[Begin DATASET EXCERPTS]

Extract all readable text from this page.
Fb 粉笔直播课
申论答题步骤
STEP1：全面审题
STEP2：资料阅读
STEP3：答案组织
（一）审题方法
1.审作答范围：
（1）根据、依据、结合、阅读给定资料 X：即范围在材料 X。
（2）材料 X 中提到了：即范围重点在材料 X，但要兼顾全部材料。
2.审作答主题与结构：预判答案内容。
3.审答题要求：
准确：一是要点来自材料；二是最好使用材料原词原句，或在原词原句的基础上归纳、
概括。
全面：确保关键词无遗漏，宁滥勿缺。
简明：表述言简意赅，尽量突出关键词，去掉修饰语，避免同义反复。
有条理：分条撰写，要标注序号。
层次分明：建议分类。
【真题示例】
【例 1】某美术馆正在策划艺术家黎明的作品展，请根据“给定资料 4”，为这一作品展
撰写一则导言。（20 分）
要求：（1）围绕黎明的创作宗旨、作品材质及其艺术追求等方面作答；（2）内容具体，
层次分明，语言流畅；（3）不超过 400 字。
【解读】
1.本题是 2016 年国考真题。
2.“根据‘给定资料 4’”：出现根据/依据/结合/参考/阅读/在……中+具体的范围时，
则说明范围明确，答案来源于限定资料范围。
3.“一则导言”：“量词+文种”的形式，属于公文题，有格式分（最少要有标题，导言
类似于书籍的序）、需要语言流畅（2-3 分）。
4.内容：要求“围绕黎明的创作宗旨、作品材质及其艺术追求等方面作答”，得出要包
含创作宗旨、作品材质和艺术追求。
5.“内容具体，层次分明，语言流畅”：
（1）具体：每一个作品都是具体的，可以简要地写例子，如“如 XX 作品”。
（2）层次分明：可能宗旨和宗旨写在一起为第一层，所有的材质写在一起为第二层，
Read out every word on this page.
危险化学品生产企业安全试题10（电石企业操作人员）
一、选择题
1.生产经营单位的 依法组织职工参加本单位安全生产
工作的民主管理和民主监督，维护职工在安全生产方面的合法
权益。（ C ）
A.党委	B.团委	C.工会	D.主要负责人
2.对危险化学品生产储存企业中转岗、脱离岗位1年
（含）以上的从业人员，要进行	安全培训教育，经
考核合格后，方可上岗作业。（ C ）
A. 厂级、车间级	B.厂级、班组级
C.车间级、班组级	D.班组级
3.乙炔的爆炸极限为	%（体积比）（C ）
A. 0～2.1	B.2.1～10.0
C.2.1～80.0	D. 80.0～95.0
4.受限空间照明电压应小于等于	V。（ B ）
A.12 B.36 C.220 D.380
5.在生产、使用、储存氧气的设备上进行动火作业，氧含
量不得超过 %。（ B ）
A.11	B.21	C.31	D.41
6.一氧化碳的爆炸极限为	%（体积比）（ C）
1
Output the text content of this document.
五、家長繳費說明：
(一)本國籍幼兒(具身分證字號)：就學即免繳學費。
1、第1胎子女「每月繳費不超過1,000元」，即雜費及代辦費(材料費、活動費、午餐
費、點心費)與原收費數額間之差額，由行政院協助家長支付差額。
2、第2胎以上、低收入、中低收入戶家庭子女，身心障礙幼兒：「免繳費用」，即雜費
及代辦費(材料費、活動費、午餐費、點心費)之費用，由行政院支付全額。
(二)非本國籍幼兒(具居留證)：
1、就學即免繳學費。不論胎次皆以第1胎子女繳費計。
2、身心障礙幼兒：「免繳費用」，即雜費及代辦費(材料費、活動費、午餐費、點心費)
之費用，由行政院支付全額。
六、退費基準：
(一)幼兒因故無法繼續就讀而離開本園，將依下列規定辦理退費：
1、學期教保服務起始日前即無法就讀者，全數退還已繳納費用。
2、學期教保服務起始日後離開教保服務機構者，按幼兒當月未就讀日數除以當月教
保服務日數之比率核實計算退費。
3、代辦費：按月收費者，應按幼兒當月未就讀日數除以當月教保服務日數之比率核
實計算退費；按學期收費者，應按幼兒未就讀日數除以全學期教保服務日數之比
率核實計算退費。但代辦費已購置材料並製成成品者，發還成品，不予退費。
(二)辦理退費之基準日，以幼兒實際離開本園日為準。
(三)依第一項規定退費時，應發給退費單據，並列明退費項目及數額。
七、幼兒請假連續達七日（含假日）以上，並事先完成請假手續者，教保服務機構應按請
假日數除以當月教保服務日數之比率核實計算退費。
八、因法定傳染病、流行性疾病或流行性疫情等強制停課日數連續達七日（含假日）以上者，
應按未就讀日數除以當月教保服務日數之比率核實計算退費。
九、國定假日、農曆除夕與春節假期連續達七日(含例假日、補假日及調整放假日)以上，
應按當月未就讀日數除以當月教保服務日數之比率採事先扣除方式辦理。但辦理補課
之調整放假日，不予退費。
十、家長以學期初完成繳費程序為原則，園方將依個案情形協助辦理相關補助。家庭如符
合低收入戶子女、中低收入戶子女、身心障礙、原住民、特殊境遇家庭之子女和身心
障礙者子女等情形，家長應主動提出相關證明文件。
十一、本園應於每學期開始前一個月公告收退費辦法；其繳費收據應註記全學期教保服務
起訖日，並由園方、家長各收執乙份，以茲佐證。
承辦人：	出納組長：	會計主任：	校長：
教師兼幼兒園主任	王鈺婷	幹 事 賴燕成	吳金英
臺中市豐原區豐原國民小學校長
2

[End DATASET EXCERPTS]

Using the data above, return each line exactly as written.

RESULT FOR THIS TASK.
Extract all readable text from this page.
Fb 粉笔直播课
申论答题步骤
STEP1：全面审题
STEP2：资料阅读
STEP3：答案组织
（一）审题方法
1.审作答范围：
（1）根据、依据、结合、阅读给定资料 X：即范围在材料 X。
（2）材料 X 中提到了：即范围重点在材料 X，但要兼顾全部材料。
2.审作答主题与结构：预判答案内容。
3.审答题要求：
准确：一是要点来自材料；二是最好使用材料原词原句，或在原词原句的基础上归纳、
概括。
全面：确保关键词无遗漏，宁滥勿缺。
简明：表述言简意赅，尽量突出关键词，去掉修饰语，避免同义反复。
有条理：分条撰写，要标注序号。
层次分明：建议分类。
【真题示例】
【例 1】某美术馆正在策划艺术家黎明的作品展，请根据“给定资料 4”，为这一作品展
撰写一则导言。（20 分）
要求：（1）围绕黎明的创作宗旨、作品材质及其艺术追求等方面作答；（2）内容具体，
层次分明，语言流畅；（3）不超过 400 字。
【解读】
1.本题是 2016 年国考真题。
2.“根据‘给定资料 4’”：出现根据/依据/结合/参考/阅读/在……中+具体的范围时，
则说明范围明确，答案来源于限定资料范围。
3.“一则导言”：“量词+文种”的形式，属于公文题，有格式分（最少要有标题，导言
类似于书籍的序）、需要语言流畅（2-3 分）。
4.内容：要求“围绕黎明的创作宗旨、作品材质及其艺术追求等方面作答”，得出要包
含创作宗旨、作品材质和艺术追求。
5.“内容具体，层次分明，语言流畅”：
（1）具体：每一个作品都是具体的，可以简要地写例子，如“如 XX 作品”。
（2）层次分明：可能宗旨和宗旨写在一起为第一层，所有的材质写在一起为第二层，
Read out every word on this page.
危险化学品生产企业安全试题10（电石企业操作人员）
一、选择题
1.生产经营单位的 依法组织职工参加本单位安全生产
工作的民主管理和民主监督，维护职工在安全生产方面的合法
权益。（ C ）
A.党委	B.团委	C.工会	D.主要负责人
2.对危险化学品生产储存企业中转岗、脱离岗位1年
（含）以上的从业人员，要进行	安全培训教育，经
考核合格后，方可上岗作业。（ C ）
A. 厂级、车间级	B.厂级、班组级
C.车间级、班组级	D.班组级
3.乙炔的爆炸极限为	%（体积比）（C ）
A. 0～2.1	B.2.1～10.0
C.2.1～80.0	D. 80.0～95.0
4.受限空间照明电压应小于等于	V。（ B ）
A.12 B.36 C.220 D.380
5.在生产、使用、储存氧气的设备上进行动火作业，氧含
量不得超过 %。（ B ）
A.11	B.21	C.31	D.41
6.一氧化碳的爆炸极限为	%（体积比）（ C）
1
Output the text content of this document.
五、家長繳費說明：
(一)本國籍幼兒(具身分證字號)：就學即免繳學費。
1、第1胎子女「每月繳費不超過1,000元」，即雜費及代辦費(材料費、活動費、午餐
費、點心費)與原收費數額間之差額，由行政院協助家長支付差額。
2、第2胎以上、低收入、中低收入戶家庭子女，身心障礙幼兒：「免繳費用」，即雜費
及代辦費(材料費、活動費、午餐費、點心費)之費用，由行政院支付全額。
(二)非本國籍幼兒(具居留證)：
1、就學即免繳學費。不論胎次皆以第1胎子女繳費計。
2、身心障礙幼兒：「免繳費用」，即雜費及代辦費(材料費、活動費、午餐費、點心費)
之費用，由行政院支付全額。
六、退費基準：
(一)幼兒因故無法繼續就讀而離開本園，將依下列規定辦理退費：
1、學期教保服務起始日前即無法就讀者，全數退還已繳納費用。
2、學期教保服務起始日後離開教保服務機構者，按幼兒當月未就讀日數除以當月教
保服務日數之比率核實計算退費。
3、代辦費：按月收費者，應按幼兒當月未就讀日數除以當月教保服務日數之比率核
實計算退費；按學期收費者，應按幼兒未就讀日數除以全學期教保服務日數之比
率核實計算退費。但代辦費已購置材料並製成成品者，發還成品，不予退費。
(二)辦理退費之基準日，以幼兒實際離開本園日為準。
(三)依第一項規定退費時，應發給退費單據，並列明退費項目及數額。
七、幼兒請假連續達七日（含假日）以上，並事先完成請假手續者，教保服務機構應按請
假日數除以當月教保服務日數之比率核實計算退費。
八、因法定傳染病、流行性疾病或流行性疫情等強制停課日數連續達七日（含假日）以上者，
應按未就讀日數除以當月教保服務日數之比率核實計算退費。
九、國定假日、農曆除夕與春節假期連續達七日(含例假日、補假日及調整放假日)以上，
應按當月未就讀日數除以當月教保服務日數之比率採事先扣除方式辦理。但辦理補課
之調整放假日，不予退費。
十、家長以學期初完成繳費程序為原則，園方將依個案情形協助辦理相關補助。家庭如符
合低收入戶子女、中低收入戶子女、身心障礙、原住民、特殊境遇家庭之子女和身心
障礙者子女等情形，家長應主動提出相關證明文件。
十一、本園應於每學期開始前一個月公告收退費辦法；其繳費收據應註記全學期教保服務
起訖日，並由園方、家長各收執乙份，以茲佐證。
承辦人：	出納組長：	會計主任：	校長：
教師兼幼兒園主任	王鈺婷	幹 事 賴燕成	吳金英
臺中市豐原區豐原國民小學校長
2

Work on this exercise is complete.